### Input for this task
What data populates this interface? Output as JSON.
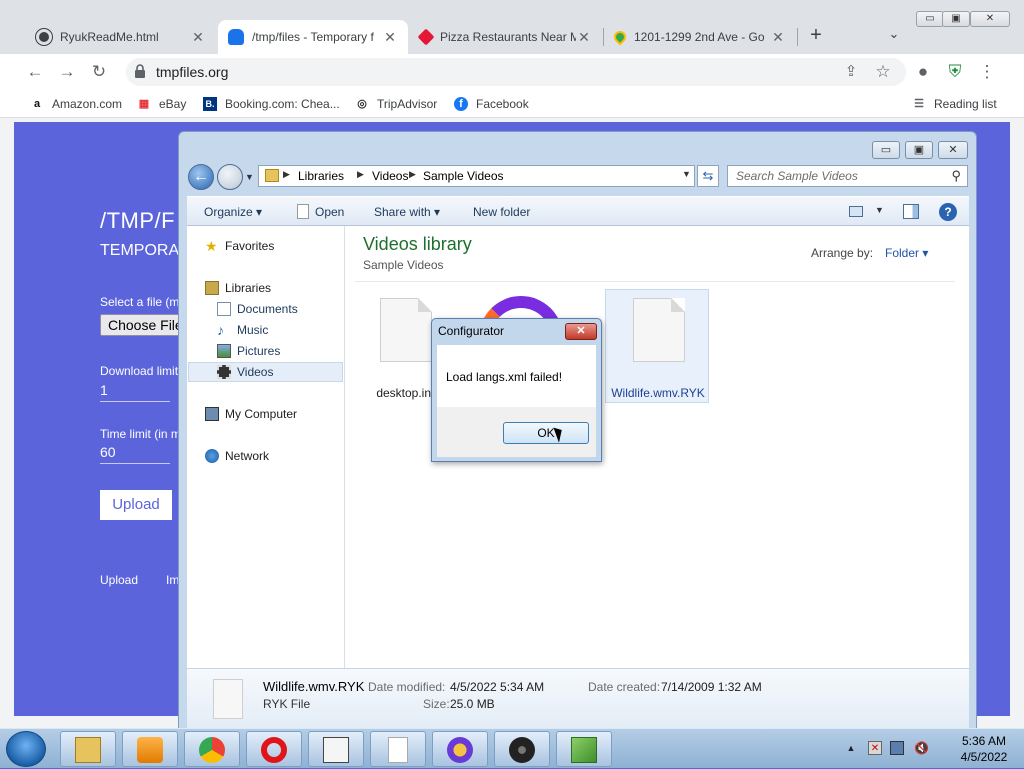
{
  "browser": {
    "tabs": [
      {
        "title": "RyukReadMe.html",
        "close": "✕",
        "active": false
      },
      {
        "title": "/tmp/files - Temporary f",
        "close": "✕",
        "active": true
      },
      {
        "title": "Pizza Restaurants Near M",
        "close": "✕",
        "active": false
      },
      {
        "title": "1201-1299 2nd Ave - Go",
        "close": "✕",
        "active": false
      }
    ],
    "new_tab": "+",
    "tab_search": "⌄",
    "window_controls": {
      "minimize": "▭",
      "maximize": "▣",
      "close": "✕"
    },
    "url": "tmpfiles.org",
    "bookmarks": [
      {
        "label": "Amazon.com",
        "icon": "amazon-icon",
        "glyph": "a"
      },
      {
        "label": "eBay",
        "icon": "ebay-icon",
        "glyph": "▦"
      },
      {
        "label": "Booking.com: Chea...",
        "icon": "booking-icon",
        "glyph": "B."
      },
      {
        "label": "TripAdvisor",
        "icon": "tripadvisor-icon",
        "glyph": "◎"
      },
      {
        "label": "Facebook",
        "icon": "facebook-icon",
        "glyph": "f"
      }
    ],
    "reading_list": "Reading list"
  },
  "page": {
    "title": "/TMP/F",
    "subtitle": "TEMPORA",
    "select_label": "Select a file (m",
    "choose_file": "Choose File",
    "download_limit_label": "Download limit",
    "download_limit_value": "1",
    "time_limit_label": "Time limit (in m",
    "time_limit_value": "60",
    "upload_button": "Upload",
    "footer_links": [
      "Upload",
      "Im"
    ]
  },
  "explorer": {
    "window_controls": {
      "minimize": "▭",
      "maximize": "▣",
      "close": "✕"
    },
    "breadcrumb": [
      "Libraries",
      "Videos",
      "Sample Videos"
    ],
    "search_placeholder": "Search Sample Videos",
    "commands": {
      "organize": "Organize ▾",
      "open": "Open",
      "share_with": "Share with ▾",
      "new_folder": "New folder"
    },
    "nav": {
      "favorites": "Favorites",
      "libraries": "Libraries",
      "documents": "Documents",
      "music": "Music",
      "pictures": "Pictures",
      "videos": "Videos",
      "my_computer": "My Computer",
      "network": "Network"
    },
    "library_title": "Videos library",
    "library_subtitle": "Sample Videos",
    "arrange_label": "Arrange by:",
    "arrange_value": "Folder ▾",
    "files": [
      {
        "name": "desktop.ini",
        "selected": false
      },
      {
        "name": "Wildlife.wmv.RYK",
        "selected": true
      }
    ],
    "details": {
      "filename": "Wildlife.wmv.RYK",
      "filetype": "RYK File",
      "modified_label": "Date modified:",
      "modified_value": "4/5/2022 5:34 AM",
      "created_label": "Date created:",
      "created_value": "7/14/2009 1:32 AM",
      "size_label": "Size:",
      "size_value": "25.0 MB"
    }
  },
  "dialog": {
    "title": "Configurator",
    "close": "✕",
    "message": "Load langs.xml failed!",
    "ok": "OK"
  },
  "taskbar": {
    "apps": [
      "explorer-icon",
      "media-player-icon",
      "chrome-icon",
      "opera-icon",
      "calculator-icon",
      "blank-document-icon",
      "vpn-shield-icon",
      "speaker-app-icon",
      "notepad-icon"
    ],
    "time": "5:36 AM",
    "date": "4/5/2022"
  },
  "colors": {
    "page_bg": "#5b64db",
    "library_title": "#1f6e2d",
    "link_blue": "#1f55a8"
  }
}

### Exercise task
Reproduce every record word for word. The copy must contain no pictures.

### Solution for this exercise
What data populates this interface? Output as JSON.
{
  "browser": {
    "tabs": [
      {
        "title": "RyukReadMe.html",
        "close": "✕",
        "active": false
      },
      {
        "title": "/tmp/files - Temporary f",
        "close": "✕",
        "active": true
      },
      {
        "title": "Pizza Restaurants Near M",
        "close": "✕",
        "active": false
      },
      {
        "title": "1201-1299 2nd Ave - Go",
        "close": "✕",
        "active": false
      }
    ],
    "new_tab": "+",
    "tab_search": "⌄",
    "window_controls": {
      "minimize": "▭",
      "maximize": "▣",
      "close": "✕"
    },
    "url": "tmpfiles.org",
    "bookmarks": [
      {
        "label": "Amazon.com",
        "icon": "amazon-icon",
        "glyph": "a"
      },
      {
        "label": "eBay",
        "icon": "ebay-icon",
        "glyph": "▦"
      },
      {
        "label": "Booking.com: Chea...",
        "icon": "booking-icon",
        "glyph": "B."
      },
      {
        "label": "TripAdvisor",
        "icon": "tripadvisor-icon",
        "glyph": "◎"
      },
      {
        "label": "Facebook",
        "icon": "facebook-icon",
        "glyph": "f"
      }
    ],
    "reading_list": "Reading list"
  },
  "page": {
    "title": "/TMP/F",
    "subtitle": "TEMPORA",
    "select_label": "Select a file (m",
    "choose_file": "Choose File",
    "download_limit_label": "Download limit",
    "download_limit_value": "1",
    "time_limit_label": "Time limit (in m",
    "time_limit_value": "60",
    "upload_button": "Upload",
    "footer_links": [
      "Upload",
      "Im"
    ]
  },
  "explorer": {
    "window_controls": {
      "minimize": "▭",
      "maximize": "▣",
      "close": "✕"
    },
    "breadcrumb": [
      "Libraries",
      "Videos",
      "Sample Videos"
    ],
    "search_placeholder": "Search Sample Videos",
    "commands": {
      "organize": "Organize ▾",
      "open": "Open",
      "share_with": "Share with ▾",
      "new_folder": "New folder"
    },
    "nav": {
      "favorites": "Favorites",
      "libraries": "Libraries",
      "documents": "Documents",
      "music": "Music",
      "pictures": "Pictures",
      "videos": "Videos",
      "my_computer": "My Computer",
      "network": "Network"
    },
    "library_title": "Videos library",
    "library_subtitle": "Sample Videos",
    "arrange_label": "Arrange by:",
    "arrange_value": "Folder ▾",
    "files": [
      {
        "name": "desktop.ini",
        "selected": false
      },
      {
        "name": "Wildlife.wmv.RYK",
        "selected": true
      }
    ],
    "details": {
      "filename": "Wildlife.wmv.RYK",
      "filetype": "RYK File",
      "modified_label": "Date modified:",
      "modified_value": "4/5/2022 5:34 AM",
      "created_label": "Date created:",
      "created_value": "7/14/2009 1:32 AM",
      "size_label": "Size:",
      "size_value": "25.0 MB"
    }
  },
  "dialog": {
    "title": "Configurator",
    "close": "✕",
    "message": "Load langs.xml failed!",
    "ok": "OK"
  },
  "taskbar": {
    "apps": [
      "explorer-icon",
      "media-player-icon",
      "chrome-icon",
      "opera-icon",
      "calculator-icon",
      "blank-document-icon",
      "vpn-shield-icon",
      "speaker-app-icon",
      "notepad-icon"
    ],
    "time": "5:36 AM",
    "date": "4/5/2022"
  },
  "colors": {
    "page_bg": "#5b64db",
    "library_title": "#1f6e2d",
    "link_blue": "#1f55a8"
  }
}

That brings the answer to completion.